===== PROVIDED ENTRIES =====

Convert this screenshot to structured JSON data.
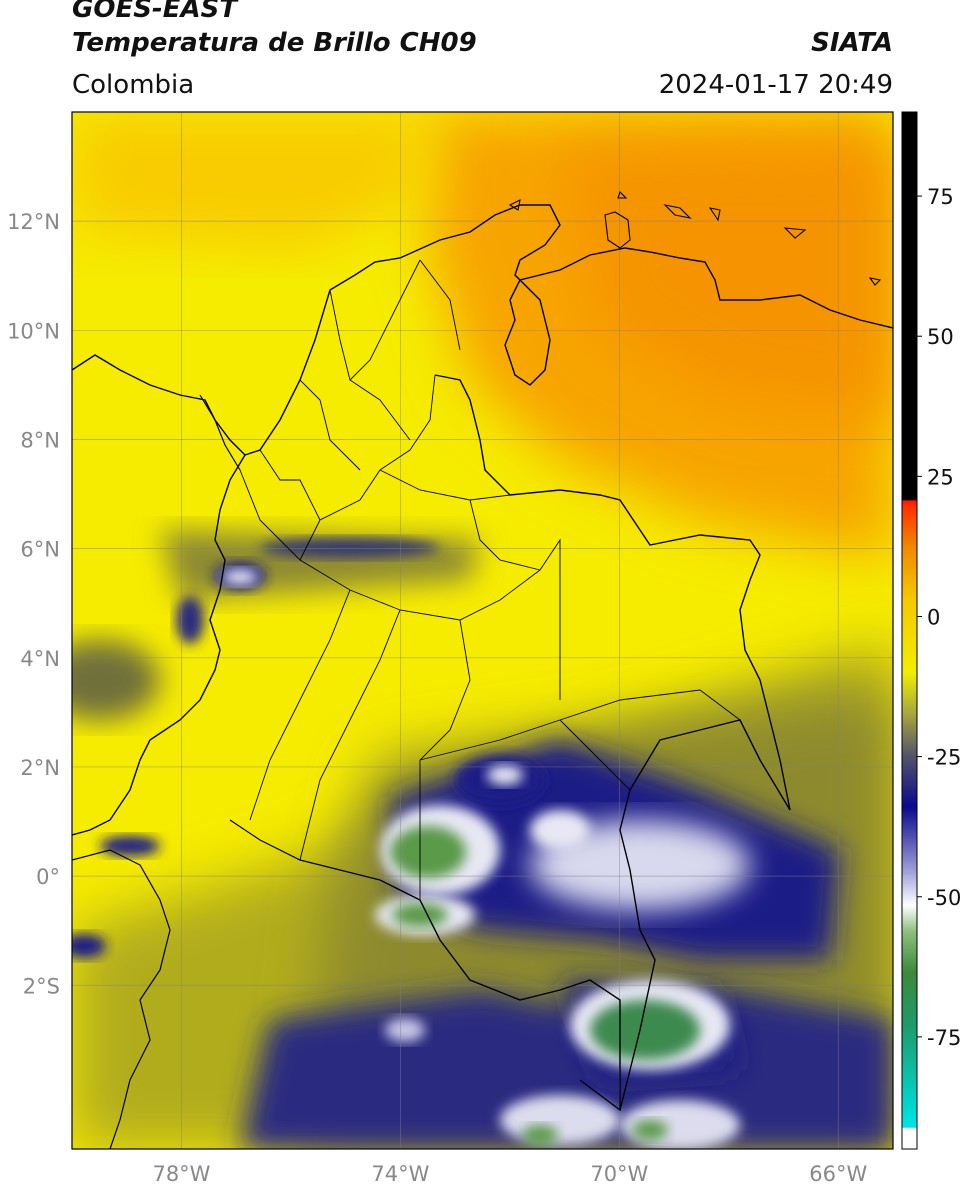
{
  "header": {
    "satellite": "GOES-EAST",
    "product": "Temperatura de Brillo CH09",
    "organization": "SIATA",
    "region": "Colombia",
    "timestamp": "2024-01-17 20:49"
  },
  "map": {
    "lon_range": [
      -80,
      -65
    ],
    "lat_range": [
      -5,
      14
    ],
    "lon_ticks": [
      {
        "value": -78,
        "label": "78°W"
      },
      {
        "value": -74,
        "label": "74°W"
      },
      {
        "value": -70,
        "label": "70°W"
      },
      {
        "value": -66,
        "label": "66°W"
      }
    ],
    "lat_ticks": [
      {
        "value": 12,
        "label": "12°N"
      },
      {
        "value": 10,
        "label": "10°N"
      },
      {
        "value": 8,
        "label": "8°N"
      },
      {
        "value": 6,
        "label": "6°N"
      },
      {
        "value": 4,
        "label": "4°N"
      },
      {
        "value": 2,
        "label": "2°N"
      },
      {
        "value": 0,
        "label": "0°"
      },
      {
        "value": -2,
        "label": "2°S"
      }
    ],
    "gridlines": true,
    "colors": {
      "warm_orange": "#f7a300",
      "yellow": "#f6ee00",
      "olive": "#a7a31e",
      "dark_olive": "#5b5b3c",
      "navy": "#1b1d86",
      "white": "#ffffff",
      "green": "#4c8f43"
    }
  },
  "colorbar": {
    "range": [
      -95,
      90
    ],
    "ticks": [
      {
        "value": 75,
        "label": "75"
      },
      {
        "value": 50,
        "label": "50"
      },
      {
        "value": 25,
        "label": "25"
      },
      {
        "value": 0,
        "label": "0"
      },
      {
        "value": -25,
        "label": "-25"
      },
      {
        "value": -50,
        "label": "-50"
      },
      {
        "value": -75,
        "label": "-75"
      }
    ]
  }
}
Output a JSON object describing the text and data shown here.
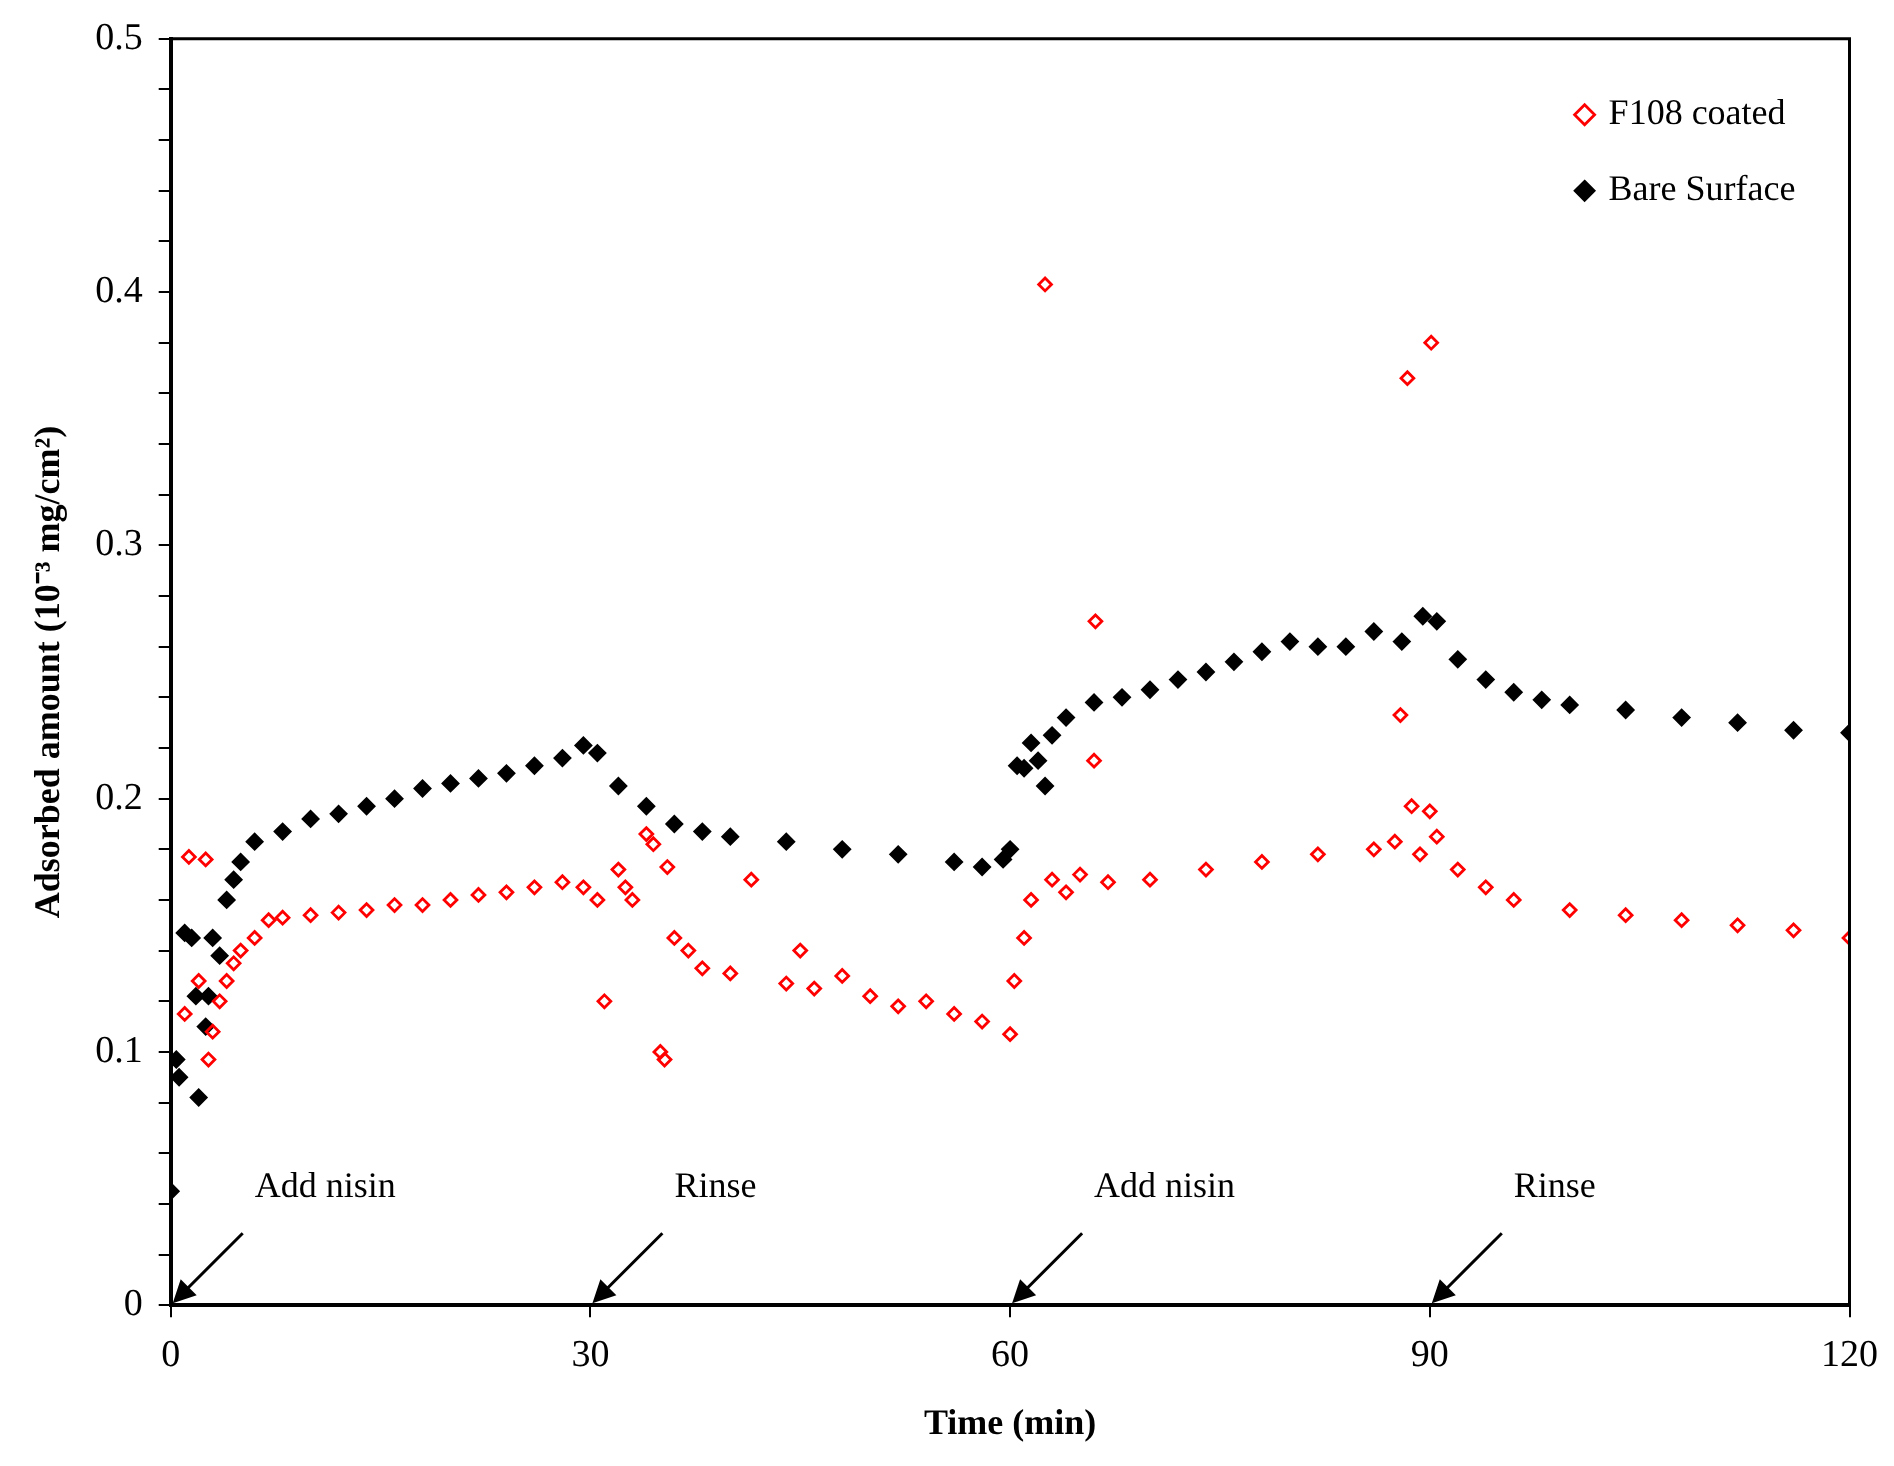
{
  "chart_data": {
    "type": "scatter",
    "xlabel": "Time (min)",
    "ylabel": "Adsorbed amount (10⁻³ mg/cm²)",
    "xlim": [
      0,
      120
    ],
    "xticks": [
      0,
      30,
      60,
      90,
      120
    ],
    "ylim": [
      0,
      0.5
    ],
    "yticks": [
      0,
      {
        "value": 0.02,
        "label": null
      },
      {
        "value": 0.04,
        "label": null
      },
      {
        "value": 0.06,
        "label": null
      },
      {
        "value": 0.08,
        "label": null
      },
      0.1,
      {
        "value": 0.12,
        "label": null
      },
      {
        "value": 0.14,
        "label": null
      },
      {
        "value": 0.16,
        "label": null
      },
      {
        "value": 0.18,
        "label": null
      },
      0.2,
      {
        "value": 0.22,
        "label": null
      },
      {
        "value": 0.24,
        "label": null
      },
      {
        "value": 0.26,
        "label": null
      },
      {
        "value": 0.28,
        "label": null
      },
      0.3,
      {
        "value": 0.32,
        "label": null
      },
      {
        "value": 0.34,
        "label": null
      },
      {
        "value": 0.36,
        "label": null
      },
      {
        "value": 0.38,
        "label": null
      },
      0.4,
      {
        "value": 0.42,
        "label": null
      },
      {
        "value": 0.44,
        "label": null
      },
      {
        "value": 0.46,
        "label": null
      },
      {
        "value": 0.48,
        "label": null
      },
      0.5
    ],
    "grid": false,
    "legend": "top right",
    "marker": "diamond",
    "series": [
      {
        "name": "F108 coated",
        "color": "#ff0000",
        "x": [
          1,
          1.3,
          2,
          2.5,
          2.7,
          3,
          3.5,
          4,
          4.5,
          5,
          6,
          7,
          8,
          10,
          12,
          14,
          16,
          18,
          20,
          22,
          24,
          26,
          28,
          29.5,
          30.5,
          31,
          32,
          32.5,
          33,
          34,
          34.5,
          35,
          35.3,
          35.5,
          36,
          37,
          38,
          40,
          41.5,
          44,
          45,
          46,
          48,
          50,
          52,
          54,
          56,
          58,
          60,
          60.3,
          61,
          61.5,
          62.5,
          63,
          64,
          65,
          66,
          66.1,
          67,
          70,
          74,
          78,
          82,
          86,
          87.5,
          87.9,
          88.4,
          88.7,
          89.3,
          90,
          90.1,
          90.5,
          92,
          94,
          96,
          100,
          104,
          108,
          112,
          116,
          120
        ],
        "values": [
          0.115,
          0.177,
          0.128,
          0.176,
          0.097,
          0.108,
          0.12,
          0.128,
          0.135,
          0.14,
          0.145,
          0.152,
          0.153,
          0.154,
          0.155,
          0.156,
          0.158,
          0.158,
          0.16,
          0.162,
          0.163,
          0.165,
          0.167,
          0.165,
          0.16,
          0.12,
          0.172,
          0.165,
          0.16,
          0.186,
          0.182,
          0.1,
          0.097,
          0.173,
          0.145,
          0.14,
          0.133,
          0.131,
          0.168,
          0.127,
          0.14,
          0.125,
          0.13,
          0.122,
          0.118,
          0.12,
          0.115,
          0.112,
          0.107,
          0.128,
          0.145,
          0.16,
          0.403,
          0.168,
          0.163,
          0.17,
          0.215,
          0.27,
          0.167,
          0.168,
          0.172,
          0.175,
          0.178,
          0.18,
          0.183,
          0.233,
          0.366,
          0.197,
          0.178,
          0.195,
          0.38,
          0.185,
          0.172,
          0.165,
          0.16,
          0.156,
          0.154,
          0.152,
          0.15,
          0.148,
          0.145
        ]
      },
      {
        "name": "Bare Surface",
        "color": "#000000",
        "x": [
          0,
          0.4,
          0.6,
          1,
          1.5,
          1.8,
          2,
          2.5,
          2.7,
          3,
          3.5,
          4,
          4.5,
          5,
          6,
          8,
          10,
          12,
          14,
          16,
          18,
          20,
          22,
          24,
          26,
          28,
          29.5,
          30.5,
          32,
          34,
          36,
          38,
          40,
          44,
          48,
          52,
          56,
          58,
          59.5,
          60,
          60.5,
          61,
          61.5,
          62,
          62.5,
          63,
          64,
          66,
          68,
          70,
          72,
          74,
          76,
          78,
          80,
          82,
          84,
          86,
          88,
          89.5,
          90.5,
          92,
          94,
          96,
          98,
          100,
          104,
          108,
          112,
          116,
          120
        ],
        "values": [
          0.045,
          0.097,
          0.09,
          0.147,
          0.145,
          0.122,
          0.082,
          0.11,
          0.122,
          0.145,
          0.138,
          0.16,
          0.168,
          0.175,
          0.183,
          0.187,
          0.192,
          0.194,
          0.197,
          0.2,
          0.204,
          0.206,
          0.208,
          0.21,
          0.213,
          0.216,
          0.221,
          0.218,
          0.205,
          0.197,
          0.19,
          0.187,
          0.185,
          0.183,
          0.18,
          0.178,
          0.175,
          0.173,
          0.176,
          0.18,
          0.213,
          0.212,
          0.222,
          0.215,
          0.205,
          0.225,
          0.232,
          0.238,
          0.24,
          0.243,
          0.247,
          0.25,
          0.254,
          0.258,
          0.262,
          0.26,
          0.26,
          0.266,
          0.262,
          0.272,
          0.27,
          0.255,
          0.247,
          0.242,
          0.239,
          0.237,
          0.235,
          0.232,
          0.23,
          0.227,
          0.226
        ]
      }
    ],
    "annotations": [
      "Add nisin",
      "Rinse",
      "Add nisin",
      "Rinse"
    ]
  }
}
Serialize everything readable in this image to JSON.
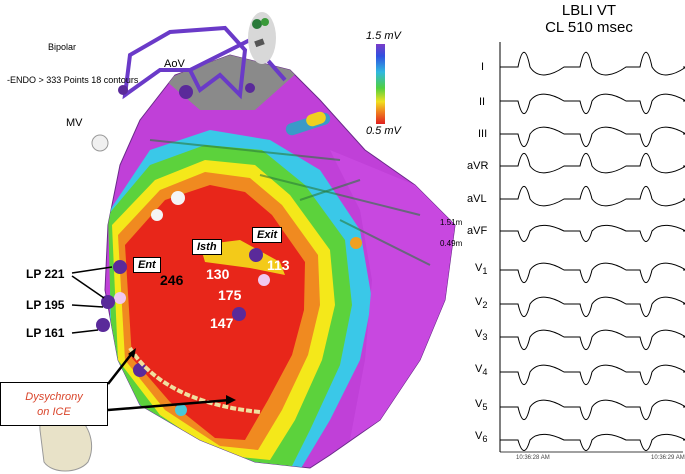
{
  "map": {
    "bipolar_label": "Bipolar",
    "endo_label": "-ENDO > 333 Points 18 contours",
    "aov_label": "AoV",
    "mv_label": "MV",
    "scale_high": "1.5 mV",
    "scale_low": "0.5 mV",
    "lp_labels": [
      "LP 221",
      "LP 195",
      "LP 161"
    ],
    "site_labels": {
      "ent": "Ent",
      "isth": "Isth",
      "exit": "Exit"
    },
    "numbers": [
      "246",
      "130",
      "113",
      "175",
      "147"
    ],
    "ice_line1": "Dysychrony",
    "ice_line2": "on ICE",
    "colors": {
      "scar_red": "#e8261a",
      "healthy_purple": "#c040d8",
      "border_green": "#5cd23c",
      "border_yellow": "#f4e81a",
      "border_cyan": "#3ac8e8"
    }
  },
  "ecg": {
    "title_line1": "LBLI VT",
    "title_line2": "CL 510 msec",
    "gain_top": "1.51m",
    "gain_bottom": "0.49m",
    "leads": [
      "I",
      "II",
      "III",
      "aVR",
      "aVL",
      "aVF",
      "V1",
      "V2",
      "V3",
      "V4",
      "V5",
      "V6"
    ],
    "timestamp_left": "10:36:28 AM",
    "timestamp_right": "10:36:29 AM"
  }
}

=====

▶ _TO BE DONE_
Leave out each picture and extract the lines from the one containing "Serialize everything readable" through the end of the records above, inclusive, exactly as they stand.

▶ _WORKED SOLUTION_
Serialize everything readable in this image to JSON.
{
  "map": {
    "bipolar_label": "Bipolar",
    "endo_label": "-ENDO > 333 Points 18 contours",
    "aov_label": "AoV",
    "mv_label": "MV",
    "scale_high": "1.5 mV",
    "scale_low": "0.5 mV",
    "lp_labels": [
      "LP 221",
      "LP 195",
      "LP 161"
    ],
    "site_labels": {
      "ent": "Ent",
      "isth": "Isth",
      "exit": "Exit"
    },
    "numbers": [
      "246",
      "130",
      "113",
      "175",
      "147"
    ],
    "ice_line1": "Dysychrony",
    "ice_line2": "on ICE",
    "colors": {
      "scar_red": "#e8261a",
      "healthy_purple": "#c040d8",
      "border_green": "#5cd23c",
      "border_yellow": "#f4e81a",
      "border_cyan": "#3ac8e8"
    }
  },
  "ecg": {
    "title_line1": "LBLI VT",
    "title_line2": "CL 510 msec",
    "gain_top": "1.51m",
    "gain_bottom": "0.49m",
    "leads": [
      "I",
      "II",
      "III",
      "aVR",
      "aVL",
      "aVF",
      "V1",
      "V2",
      "V3",
      "V4",
      "V5",
      "V6"
    ],
    "timestamp_left": "10:36:28 AM",
    "timestamp_right": "10:36:29 AM"
  }
}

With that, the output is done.